» **Problem**
Transcribe every record that appears below, exactly and in full.

────

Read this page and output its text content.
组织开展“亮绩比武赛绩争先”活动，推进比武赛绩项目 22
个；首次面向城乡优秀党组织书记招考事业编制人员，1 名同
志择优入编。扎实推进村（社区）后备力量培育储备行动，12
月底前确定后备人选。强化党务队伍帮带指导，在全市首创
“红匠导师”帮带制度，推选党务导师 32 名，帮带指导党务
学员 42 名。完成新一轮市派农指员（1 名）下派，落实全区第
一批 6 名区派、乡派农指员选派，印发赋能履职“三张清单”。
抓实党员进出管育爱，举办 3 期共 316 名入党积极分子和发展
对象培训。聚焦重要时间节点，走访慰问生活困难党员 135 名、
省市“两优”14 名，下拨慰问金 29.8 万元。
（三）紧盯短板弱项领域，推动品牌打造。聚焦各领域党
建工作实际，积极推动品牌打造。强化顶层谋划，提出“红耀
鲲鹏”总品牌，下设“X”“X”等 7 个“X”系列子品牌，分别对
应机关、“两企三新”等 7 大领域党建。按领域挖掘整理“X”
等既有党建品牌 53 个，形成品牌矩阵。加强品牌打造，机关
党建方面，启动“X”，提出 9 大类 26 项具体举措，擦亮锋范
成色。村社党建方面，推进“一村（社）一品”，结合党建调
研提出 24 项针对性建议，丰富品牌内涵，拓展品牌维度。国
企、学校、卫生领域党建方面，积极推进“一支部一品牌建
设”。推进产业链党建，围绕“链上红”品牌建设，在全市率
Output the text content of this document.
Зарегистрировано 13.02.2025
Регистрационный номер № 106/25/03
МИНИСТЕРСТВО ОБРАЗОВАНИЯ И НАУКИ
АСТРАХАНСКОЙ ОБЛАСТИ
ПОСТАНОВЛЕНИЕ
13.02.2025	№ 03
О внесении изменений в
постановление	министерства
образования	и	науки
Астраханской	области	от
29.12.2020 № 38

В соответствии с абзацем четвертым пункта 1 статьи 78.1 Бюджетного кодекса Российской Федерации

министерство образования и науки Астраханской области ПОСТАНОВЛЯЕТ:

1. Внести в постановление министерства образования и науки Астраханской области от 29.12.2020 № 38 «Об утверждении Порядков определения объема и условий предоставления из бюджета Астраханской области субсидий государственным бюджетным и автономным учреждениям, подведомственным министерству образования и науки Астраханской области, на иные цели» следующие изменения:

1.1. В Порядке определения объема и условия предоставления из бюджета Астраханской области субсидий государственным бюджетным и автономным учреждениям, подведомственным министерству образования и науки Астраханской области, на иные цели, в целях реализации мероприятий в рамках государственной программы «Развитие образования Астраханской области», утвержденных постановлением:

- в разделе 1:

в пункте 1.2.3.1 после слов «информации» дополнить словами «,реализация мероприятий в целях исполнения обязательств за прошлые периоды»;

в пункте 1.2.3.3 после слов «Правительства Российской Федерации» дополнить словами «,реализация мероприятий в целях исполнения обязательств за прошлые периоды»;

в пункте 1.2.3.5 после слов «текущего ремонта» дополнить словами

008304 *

────

» **Correct answer**
Read this page and output its text content.
组织开展“亮绩比武赛绩争先”活动，推进比武赛绩项目 22
个；首次面向城乡优秀党组织书记招考事业编制人员，1 名同
志择优入编。扎实推进村（社区）后备力量培育储备行动，12
月底前确定后备人选。强化党务队伍帮带指导，在全市首创
“红匠导师”帮带制度，推选党务导师 32 名，帮带指导党务
学员 42 名。完成新一轮市派农指员（1 名）下派，落实全区第
一批 6 名区派、乡派农指员选派，印发赋能履职“三张清单”。
抓实党员进出管育爱，举办 3 期共 316 名入党积极分子和发展
对象培训。聚焦重要时间节点，走访慰问生活困难党员 135 名、
省市“两优”14 名，下拨慰问金 29.8 万元。
（三）紧盯短板弱项领域，推动品牌打造。聚焦各领域党
建工作实际，积极推动品牌打造。强化顶层谋划，提出“红耀
鲲鹏”总品牌，下设“X”“X”等 7 个“X”系列子品牌，分别对
应机关、“两企三新”等 7 大领域党建。按领域挖掘整理“X”
等既有党建品牌 53 个，形成品牌矩阵。加强品牌打造，机关
党建方面，启动“X”，提出 9 大类 26 项具体举措，擦亮锋范
成色。村社党建方面，推进“一村（社）一品”，结合党建调
研提出 24 项针对性建议，丰富品牌内涵，拓展品牌维度。国
企、学校、卫生领域党建方面，积极推进“一支部一品牌建
设”。推进产业链党建，围绕“链上红”品牌建设，在全市率
Output the text content of this document.
Зарегистрировано 13.02.2025
Регистрационный номер № 106/25/03
МИНИСТЕРСТВО ОБРАЗОВАНИЯ И НАУКИ
АСТРАХАНСКОЙ ОБЛАСТИ
ПОСТАНОВЛЕНИЕ
13.02.2025	№ 03
О внесении изменений в
постановление	министерства
образования	и	науки
Астраханской	области	от
29.12.2020 № 38

В соответствии с абзацем четвертым пункта 1 статьи 78.1 Бюджетного кодекса Российской Федерации

министерство образования и науки Астраханской области ПОСТАНОВЛЯЕТ:

1. Внести в постановление министерства образования и науки Астраханской области от 29.12.2020 № 38 «Об утверждении Порядков определения объема и условий предоставления из бюджета Астраханской области субсидий государственным бюджетным и автономным учреждениям, подведомственным министерству образования и науки Астраханской области, на иные цели» следующие изменения:

1.1. В Порядке определения объема и условия предоставления из бюджета Астраханской области субсидий государственным бюджетным и автономным учреждениям, подведомственным министерству образования и науки Астраханской области, на иные цели, в целях реализации мероприятий в рамках государственной программы «Развитие образования Астраханской области», утвержденных постановлением:

- в разделе 1:

в пункте 1.2.3.1 после слов «информации» дополнить словами «,реализация мероприятий в целях исполнения обязательств за прошлые периоды»;

в пункте 1.2.3.3 после слов «Правительства Российской Федерации» дополнить словами «,реализация мероприятий в целях исполнения обязательств за прошлые периоды»;

в пункте 1.2.3.5 после слов «текущего ремонта» дополнить словами

008304 *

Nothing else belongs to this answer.